▶ **Given exercise**
Repeat the listing word for word. No pictures belong in the copy.

▶ **Information shown**

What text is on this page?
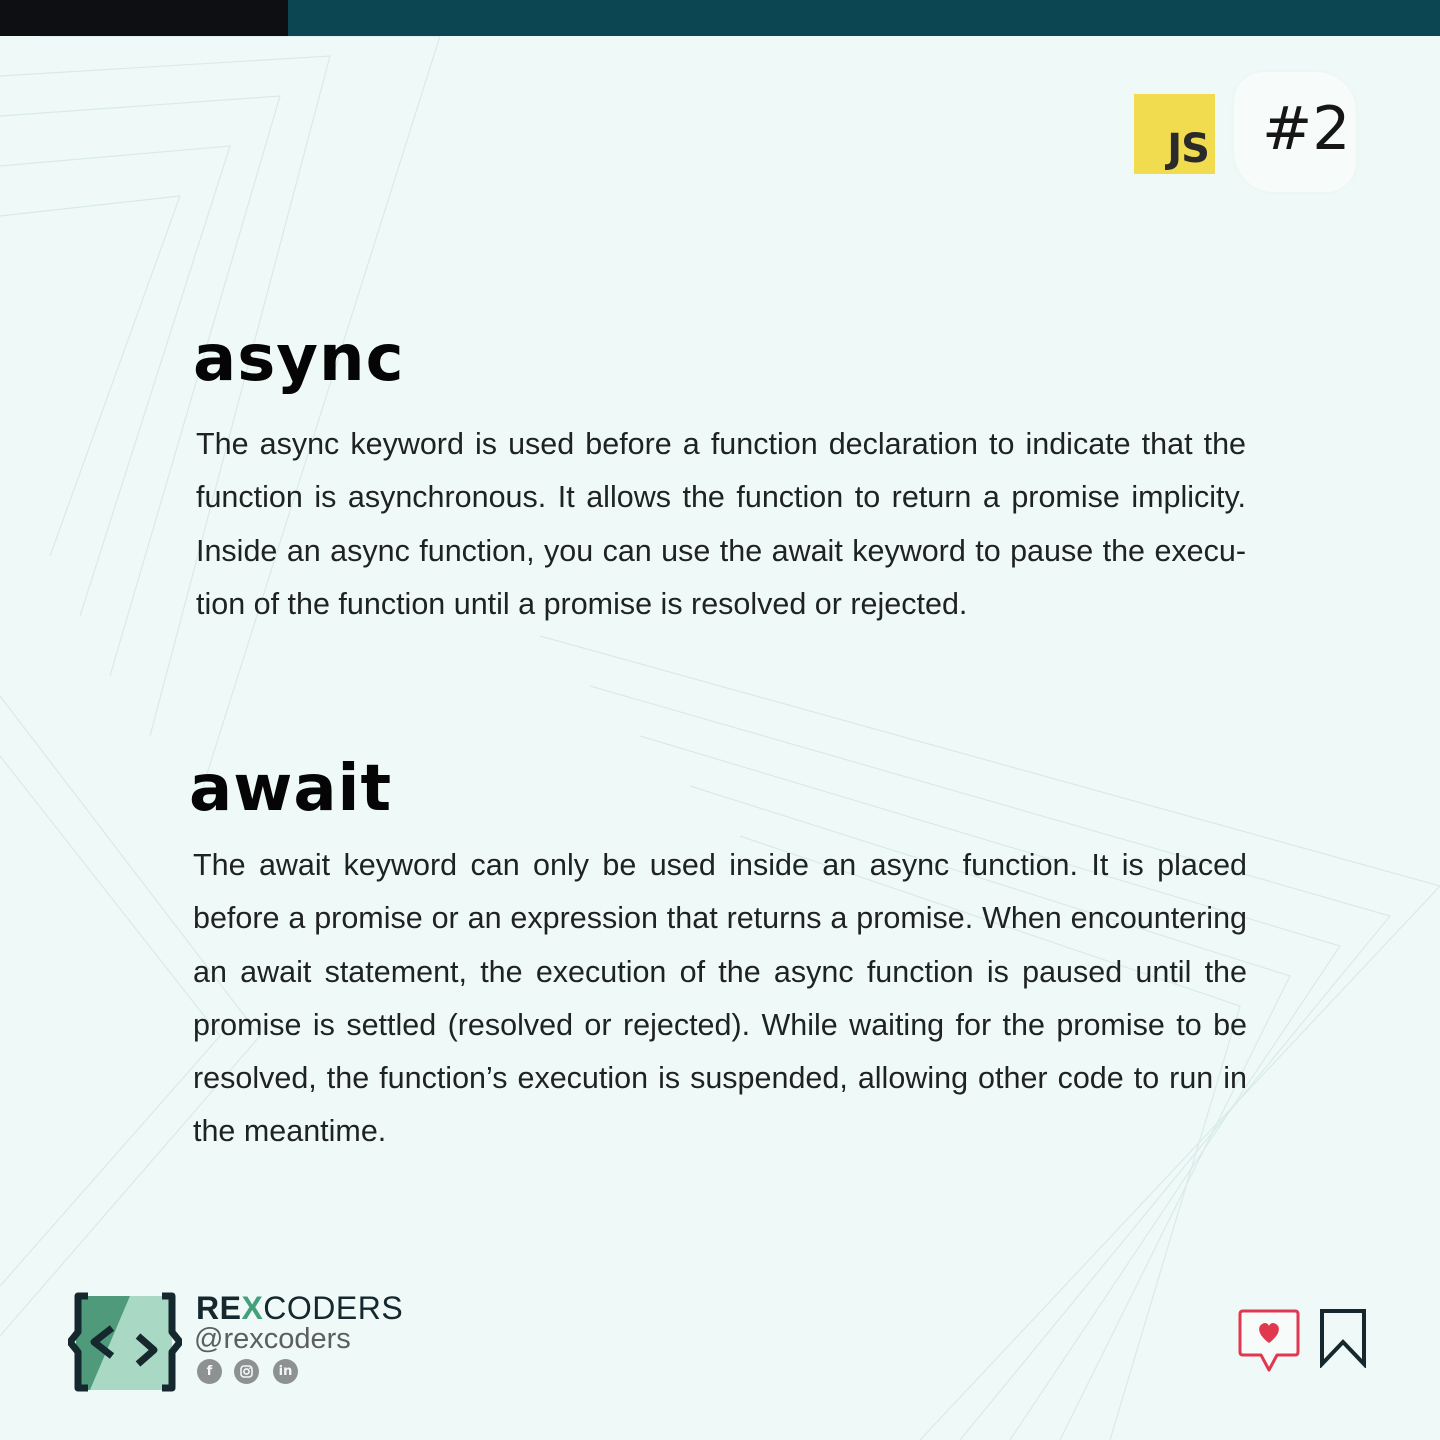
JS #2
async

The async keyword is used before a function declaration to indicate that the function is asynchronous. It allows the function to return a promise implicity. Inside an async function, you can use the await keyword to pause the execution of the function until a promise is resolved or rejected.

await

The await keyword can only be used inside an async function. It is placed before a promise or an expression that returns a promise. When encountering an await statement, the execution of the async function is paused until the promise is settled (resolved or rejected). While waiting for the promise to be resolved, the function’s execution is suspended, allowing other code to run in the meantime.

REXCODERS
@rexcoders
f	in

▶ **Solution to this problem**
What text is on this page?
JS #2
async

The async keyword is used before a function declaration to indicate that the function is asynchronous. It allows the function to return a promise implicity. Inside an async function, you can use the await keyword to pause the execution of the function until a promise is resolved or rejected.

await

The await keyword can only be used inside an async function. It is placed before a promise or an expression that returns a promise. When encountering an await statement, the execution of the async function is paused until the promise is settled (resolved or rejected). While waiting for the promise to be resolved, the function’s execution is suspended, allowing other code to run in the meantime.

REXCODERS
@rexcoders
f	in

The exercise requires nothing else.